WRITTEN TASK
Each entry must be given again exactly; images do not belong in the copy.

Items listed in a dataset
________________________________________
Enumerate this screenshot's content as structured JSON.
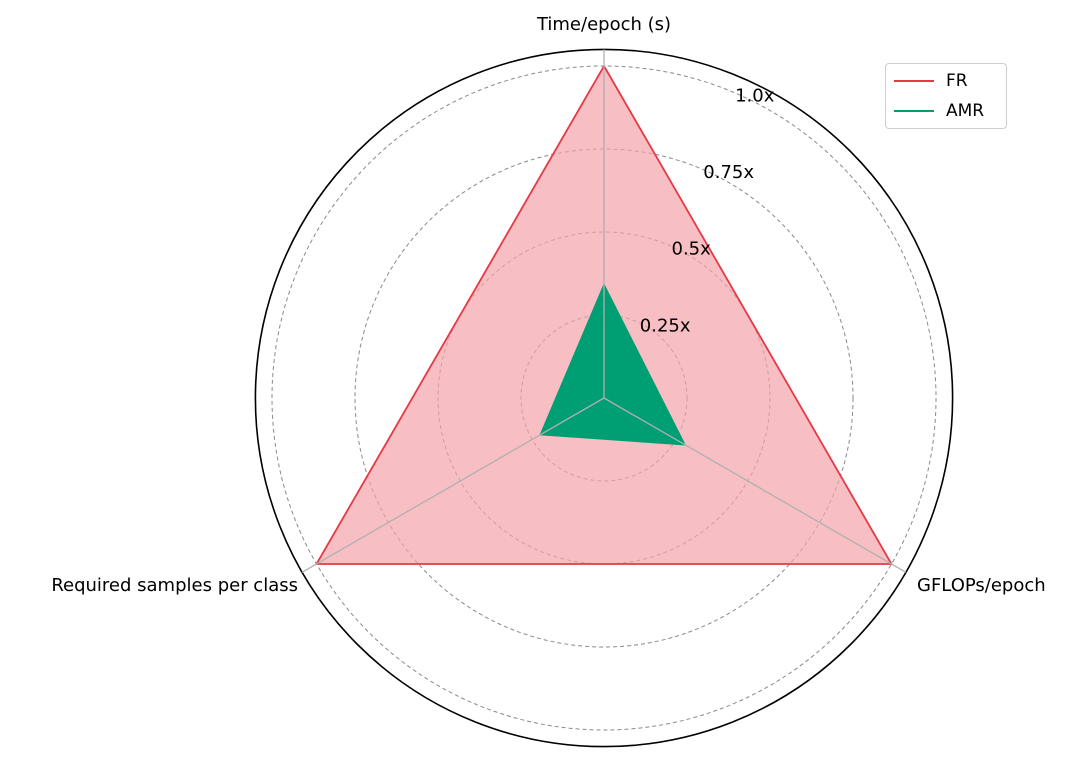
{
  "chart_data": {
    "type": "radar",
    "axes": [
      "Time/epoch (s)",
      "GFLOPs/epoch",
      "Required samples per class"
    ],
    "rlim": [
      0,
      1.05
    ],
    "rticks": [
      0.25,
      0.5,
      0.75,
      1.0
    ],
    "rtick_labels": [
      "0.25x",
      "0.5x",
      "0.75x",
      "1.0x"
    ],
    "grid": true,
    "legend_position": "top-right",
    "series": [
      {
        "name": "FR",
        "values": [
          1.0,
          1.0,
          1.0
        ],
        "color": "#e63946",
        "fill": "#f4a3aa"
      },
      {
        "name": "AMR",
        "values": [
          0.34,
          0.28,
          0.22
        ],
        "color": "#009e73",
        "fill": "#009e73"
      }
    ]
  }
}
________________________________________
SOLUTION TO THIS TASK
Enumerate this screenshot's content as structured JSON.
{
  "chart_data": {
    "type": "radar",
    "axes": [
      "Time/epoch (s)",
      "GFLOPs/epoch",
      "Required samples per class"
    ],
    "rlim": [
      0,
      1.05
    ],
    "rticks": [
      0.25,
      0.5,
      0.75,
      1.0
    ],
    "rtick_labels": [
      "0.25x",
      "0.5x",
      "0.75x",
      "1.0x"
    ],
    "grid": true,
    "legend_position": "top-right",
    "series": [
      {
        "name": "FR",
        "values": [
          1.0,
          1.0,
          1.0
        ],
        "color": "#e63946",
        "fill": "#f4a3aa"
      },
      {
        "name": "AMR",
        "values": [
          0.34,
          0.28,
          0.22
        ],
        "color": "#009e73",
        "fill": "#009e73"
      }
    ]
  }
}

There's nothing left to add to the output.